Goal: Each line from the one containing "Parse this screenshot: output" through the end of the listing below must be copied exactly; pictures are excluded.

Data excerpts:
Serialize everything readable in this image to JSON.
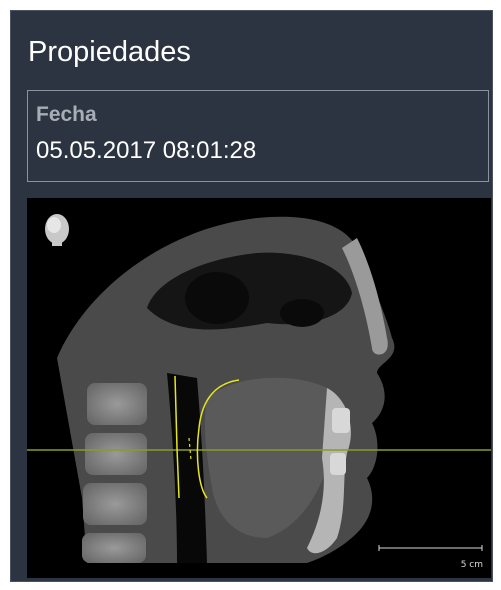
{
  "panel": {
    "title": "Propiedades",
    "date_field": {
      "label": "Fecha",
      "value": "05.05.2017 08:01:28"
    }
  },
  "viewer": {
    "orientation_icon": "head-orientation-icon",
    "scale_label": "5 cm",
    "colors": {
      "background": "#000000",
      "reference_line": "#8a9a2a",
      "curve": "#e6e61e"
    }
  }
}
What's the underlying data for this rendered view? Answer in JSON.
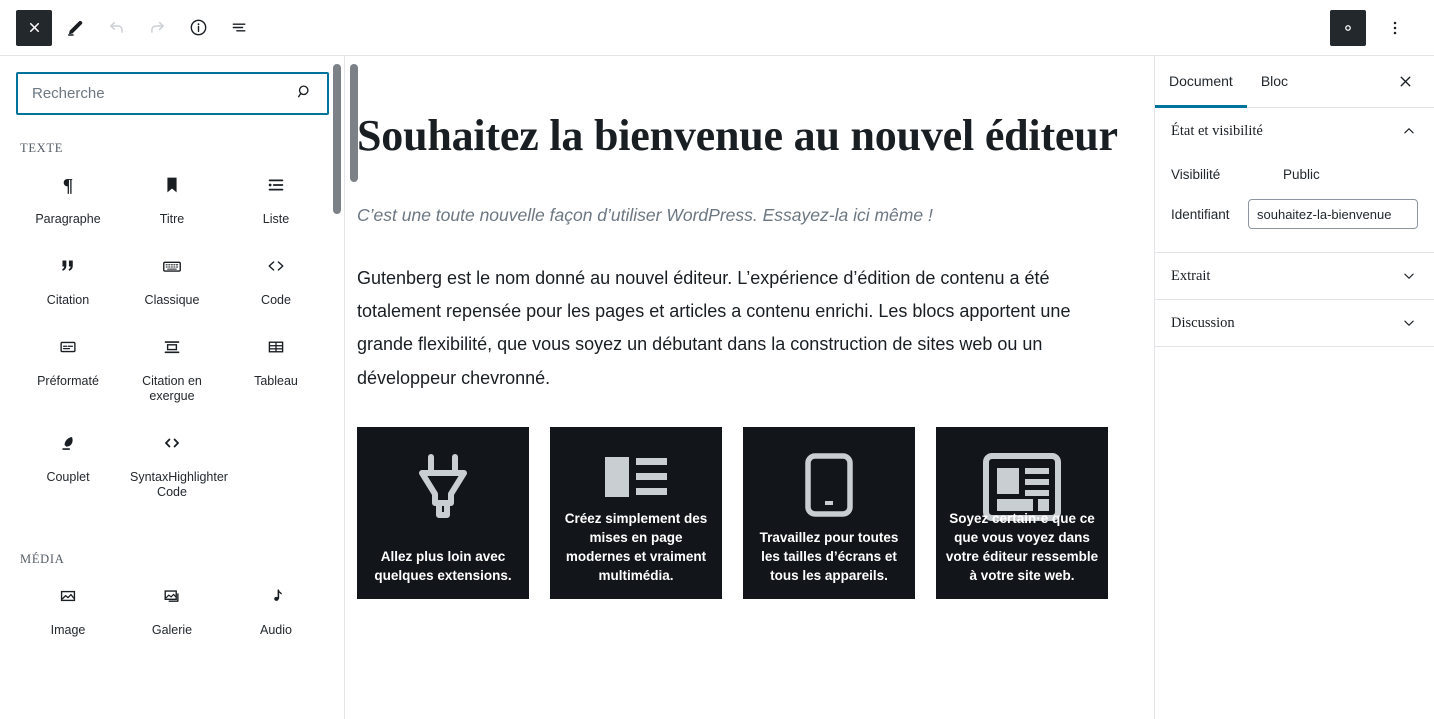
{
  "toolbar": {
    "close_label": "×",
    "close_name": "close-editor",
    "edit_label": "Modifier",
    "undo_label": "Annuler",
    "redo_label": "Rétablir",
    "info_label": "Informations sur le contenu",
    "outline_label": "Plan du contenu",
    "settings_label": "Réglages",
    "more_label": "Plus d'outils et d'options"
  },
  "inserter": {
    "search": {
      "placeholder": "Recherche",
      "value": "",
      "icon": "search-icon"
    },
    "sections": [
      {
        "title": "TEXTE",
        "blocks": [
          {
            "label": "Paragraphe",
            "icon": "paragraph-icon"
          },
          {
            "label": "Titre",
            "icon": "heading-bookmark-icon"
          },
          {
            "label": "Liste",
            "icon": "list-icon"
          },
          {
            "label": "Citation",
            "icon": "quote-icon"
          },
          {
            "label": "Classique",
            "icon": "keyboard-icon"
          },
          {
            "label": "Code",
            "icon": "code-brackets-icon"
          },
          {
            "label": "Préformaté",
            "icon": "preformatted-icon"
          },
          {
            "label": "Citation en exergue",
            "icon": "pullquote-icon"
          },
          {
            "label": "Tableau",
            "icon": "table-icon"
          },
          {
            "label": "Couplet",
            "icon": "feather-icon"
          },
          {
            "label": "SyntaxHighlighter Code",
            "icon": "code-brackets-icon"
          }
        ]
      },
      {
        "title": "MÉDIA",
        "blocks": [
          {
            "label": "Image",
            "icon": "image-icon"
          },
          {
            "label": "Galerie",
            "icon": "gallery-icon"
          },
          {
            "label": "Audio",
            "icon": "audio-note-icon"
          }
        ]
      }
    ]
  },
  "editor": {
    "title": "Souhaitez la bienvenue au nouvel éditeur",
    "subtitle": "C’est une toute nouvelle façon d’utiliser WordPress. Essayez-la ici même !",
    "paragraph": "Gutenberg est le nom donné au nouvel éditeur. L’expérience d’édition de contenu a été totalement repensée pour les pages et articles a contenu enrichi. Les blocs apportent une grande flexibilité, que vous soyez un débutant dans la construction de sites web ou un développeur chevronné.",
    "cards": [
      {
        "text": "Allez plus loin avec quelques extensions.",
        "icon": "plug-icon"
      },
      {
        "text": "Créez simplement des mises en page modernes et vraiment multimédia.",
        "icon": "layout-columns-icon"
      },
      {
        "text": "Travaillez pour toutes les tailles d’écrans et tous les appareils.",
        "icon": "tablet-icon"
      },
      {
        "text": "Soyez certain·e que ce que vous voyez dans votre éditeur ressemble à votre site web.",
        "icon": "browser-window-icon"
      }
    ]
  },
  "settings": {
    "tabs": [
      {
        "label": "Document",
        "active": true
      },
      {
        "label": "Bloc",
        "active": false
      }
    ],
    "close_label": "×",
    "panels": [
      {
        "title": "État et visibilité",
        "expanded": true,
        "rows": [
          {
            "label": "Visibilité",
            "value": "Public"
          },
          {
            "label": "Identifiant",
            "value": "souhaitez-la-bienvenue"
          }
        ]
      },
      {
        "title": "Extrait",
        "expanded": false
      },
      {
        "title": "Discussion",
        "expanded": false
      }
    ]
  },
  "colors": {
    "accent": "#00739c",
    "dark": "#23282d",
    "card_bg": "#12161a",
    "border": "#e2e4e7",
    "muted": "#6c7781"
  }
}
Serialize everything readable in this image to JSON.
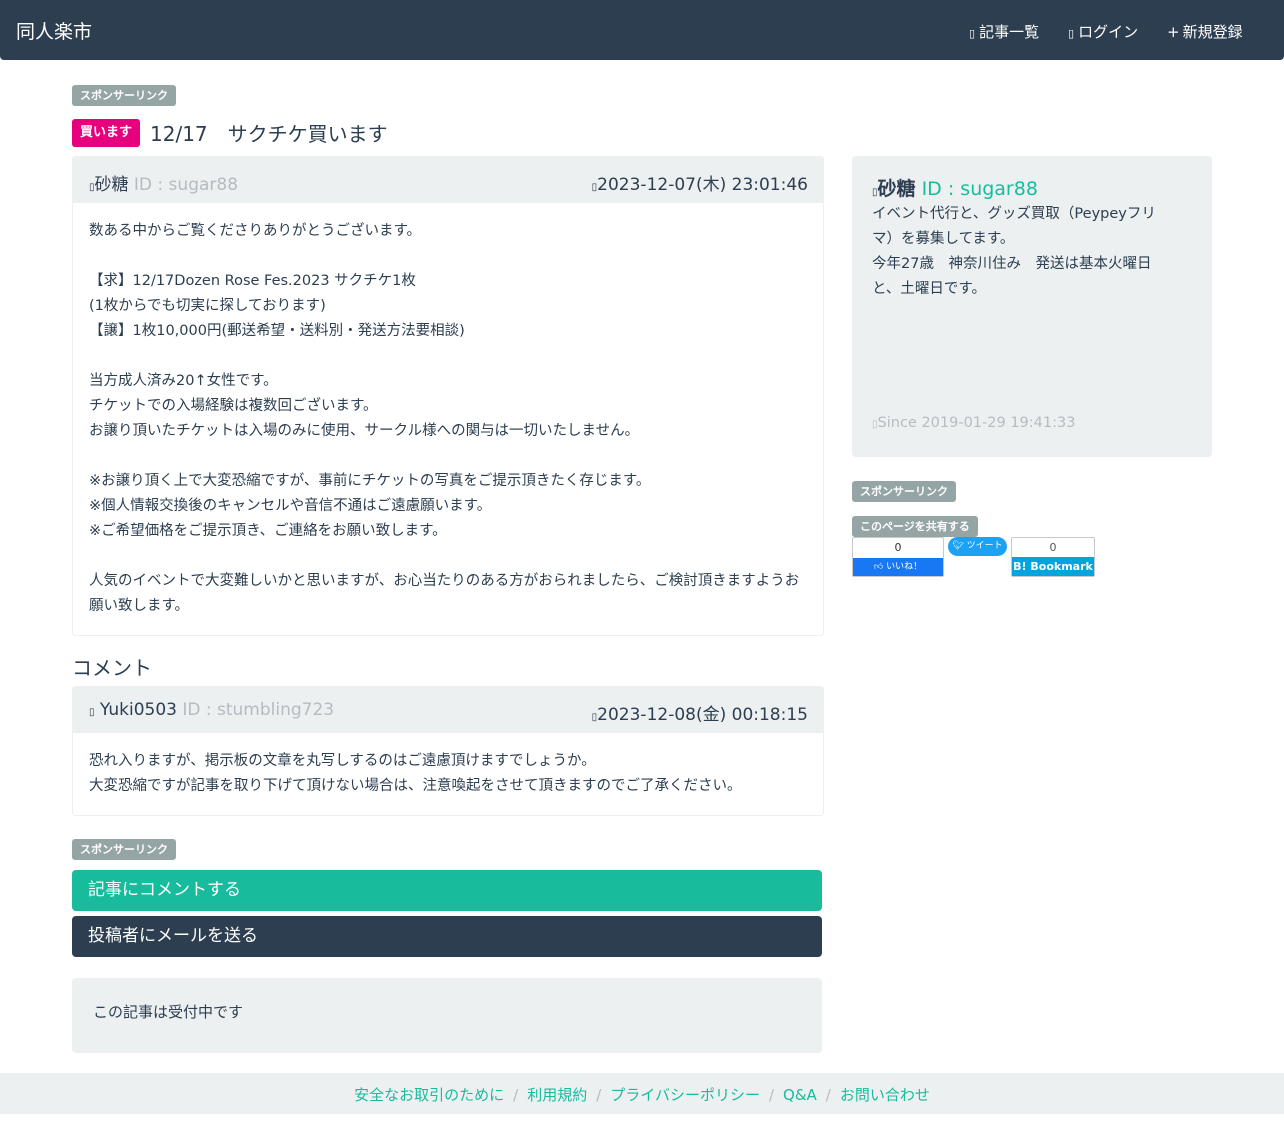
{
  "header": {
    "brand": "同人楽市",
    "nav": [
      {
        "icon": "list-icon",
        "glyph": "▯",
        "label": "記事一覧"
      },
      {
        "icon": "login-icon",
        "glyph": "▯",
        "label": "ログイン"
      },
      {
        "icon": "plus-icon",
        "glyph": "+",
        "label": "新規登録"
      }
    ]
  },
  "sponsor_label": "スポンサーリンク",
  "post": {
    "type_badge": "買います",
    "title": "12/17　サクチケ買います",
    "author_name": "砂糖",
    "author_id": "ID : sugar88",
    "date": "2023-12-07(木) 23:01:46",
    "body_lines": [
      "数ある中からご覧くださりありがとうございます。",
      "",
      "【求】12/17Dozen Rose Fes.2023 サクチケ1枚",
      "(1枚からでも切実に探しております)",
      "【譲】1枚10,000円(郵送希望・送料別・発送方法要相談)",
      "",
      "当方成人済み20↑女性です。",
      "チケットでの入場経験は複数回ございます。",
      "お譲り頂いたチケットは入場のみに使用、サークル様への関与は一切いたしません。",
      "",
      "※お譲り頂く上で大変恐縮ですが、事前にチケットの写真をご提示頂きたく存じます。",
      "※個人情報交換後のキャンセルや音信不通はご遠慮願います。",
      "※ご希望価格をご提示頂き、ご連絡をお願い致します。",
      "",
      "人気のイベントで大変難しいかと思いますが、お心当たりのある方がおられましたら、ご検討頂きますようお願い致します。"
    ]
  },
  "comments_title": "コメント",
  "comment": {
    "author_name": "Yuki0503",
    "author_id": "ID : stumbling723",
    "date": "2023-12-08(金) 00:18:15",
    "body_lines": [
      "恐れ入りますが、掲示板の文章を丸写しするのはご遠慮頂けますでしょうか。",
      "大変恐縮ですが記事を取り下げて頂けない場合は、注意喚起をさせて頂きますのでご了承ください。"
    ]
  },
  "actions": {
    "comment_button": "記事にコメントする",
    "mail_button": "投稿者にメールを送る",
    "status": "この記事は受付中です"
  },
  "profile": {
    "name": "砂糖",
    "id": "ID : sugar88",
    "desc_lines": [
      "イベント代行と、グッズ買取（Peypeyフリマ）を募集してます。",
      "今年27歳　神奈川住み　発送は基本火曜日と、土曜日です。"
    ],
    "since": "Since 2019-01-29 19:41:33"
  },
  "share": {
    "label": "このページを共有する",
    "fb_count": "0",
    "fb_label": "いいね！",
    "tw_label": "ツイート",
    "hb_count": "0",
    "hb_label": "B! Bookmark"
  },
  "footer": {
    "links": [
      "安全なお取引のために",
      "利用規約",
      "プライバシーポリシー",
      "Q&A",
      "お問い合わせ"
    ]
  },
  "colors": {
    "navbar": "#2c3e50",
    "accent": "#18bc9c",
    "buy_badge": "#e6007e",
    "muted": "#b4bcc2",
    "panel": "#ecf0f1"
  }
}
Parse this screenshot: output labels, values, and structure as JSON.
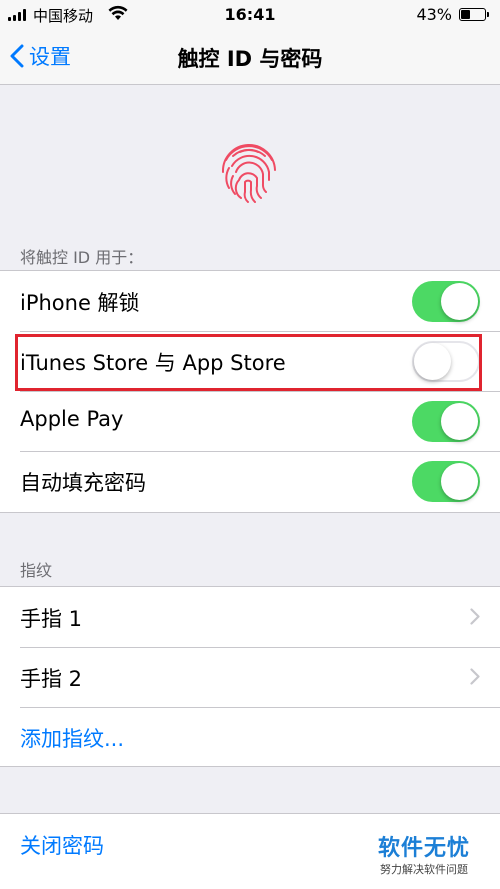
{
  "status_bar": {
    "carrier": "中国移动",
    "time": "16:41",
    "battery_percent_text": "43%",
    "battery_level": 0.43
  },
  "nav": {
    "back_label": "设置",
    "title": "触控 ID 与密码"
  },
  "touch_id_section": {
    "header": "将触控 ID 用于：",
    "items": [
      {
        "label": "iPhone 解锁",
        "on": true
      },
      {
        "label": "iTunes Store 与 App Store",
        "on": false
      },
      {
        "label": "Apple Pay",
        "on": true
      },
      {
        "label": "自动填充密码",
        "on": true
      }
    ]
  },
  "fingerprints_section": {
    "header": "指纹",
    "items": [
      {
        "label": "手指 1"
      },
      {
        "label": "手指 2"
      }
    ],
    "add_label": "添加指纹..."
  },
  "passcode": {
    "turn_off_label": "关闭密码"
  },
  "watermark": {
    "title": "软件无忧",
    "subtitle": "努力解决软件问题"
  },
  "colors": {
    "accent": "#007aff",
    "toggle_on": "#4cd964",
    "highlight": "#e0242f",
    "fingerprint": "#ef4b63"
  },
  "icons": {
    "back": "chevron-left-icon",
    "fingerprint": "fingerprint-icon",
    "disclosure": "chevron-right-icon",
    "wifi": "wifi-icon",
    "battery": "battery-icon",
    "signal": "signal-icon"
  }
}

Exercise result:
Parse this screenshot: output labels, values, and structure as JSON.
{
  "status_bar": {
    "carrier": "中国移动",
    "time": "16:41",
    "battery_percent_text": "43%",
    "battery_level": 0.43
  },
  "nav": {
    "back_label": "设置",
    "title": "触控 ID 与密码"
  },
  "touch_id_section": {
    "header": "将触控 ID 用于：",
    "items": [
      {
        "label": "iPhone 解锁",
        "on": true
      },
      {
        "label": "iTunes Store 与 App Store",
        "on": false
      },
      {
        "label": "Apple Pay",
        "on": true
      },
      {
        "label": "自动填充密码",
        "on": true
      }
    ]
  },
  "fingerprints_section": {
    "header": "指纹",
    "items": [
      {
        "label": "手指 1"
      },
      {
        "label": "手指 2"
      }
    ],
    "add_label": "添加指纹..."
  },
  "passcode": {
    "turn_off_label": "关闭密码"
  },
  "watermark": {
    "title": "软件无忧",
    "subtitle": "努力解决软件问题"
  },
  "colors": {
    "accent": "#007aff",
    "toggle_on": "#4cd964",
    "highlight": "#e0242f",
    "fingerprint": "#ef4b63"
  },
  "icons": {
    "back": "chevron-left-icon",
    "fingerprint": "fingerprint-icon",
    "disclosure": "chevron-right-icon",
    "wifi": "wifi-icon",
    "battery": "battery-icon",
    "signal": "signal-icon"
  }
}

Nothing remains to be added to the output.